• **What is needed**
For each line that holds "Melika", copy the line out.

• **Data for the task**
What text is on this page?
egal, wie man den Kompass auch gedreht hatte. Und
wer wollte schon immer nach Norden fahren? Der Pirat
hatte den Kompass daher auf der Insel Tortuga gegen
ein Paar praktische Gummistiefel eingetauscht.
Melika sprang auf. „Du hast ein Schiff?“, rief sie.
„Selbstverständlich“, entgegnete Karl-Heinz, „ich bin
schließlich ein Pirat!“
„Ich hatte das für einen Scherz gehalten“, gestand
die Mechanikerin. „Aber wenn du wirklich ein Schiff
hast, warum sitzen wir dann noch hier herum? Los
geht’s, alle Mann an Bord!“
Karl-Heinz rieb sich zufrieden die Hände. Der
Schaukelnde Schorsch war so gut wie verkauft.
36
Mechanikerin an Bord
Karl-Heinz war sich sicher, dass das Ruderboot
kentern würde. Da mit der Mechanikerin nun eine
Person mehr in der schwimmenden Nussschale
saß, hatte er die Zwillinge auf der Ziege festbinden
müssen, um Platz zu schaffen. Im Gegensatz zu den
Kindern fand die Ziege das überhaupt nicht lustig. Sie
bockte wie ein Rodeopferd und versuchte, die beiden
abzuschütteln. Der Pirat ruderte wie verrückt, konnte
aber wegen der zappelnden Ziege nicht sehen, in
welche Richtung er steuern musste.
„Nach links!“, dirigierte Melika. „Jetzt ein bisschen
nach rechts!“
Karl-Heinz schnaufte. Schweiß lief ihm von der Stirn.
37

• **Expected answer**
Melika sprang auf. „Du hast ein Schiff?“, rief sie.
„Nach links!“, dirigierte Melika. „Jetzt ein bisschen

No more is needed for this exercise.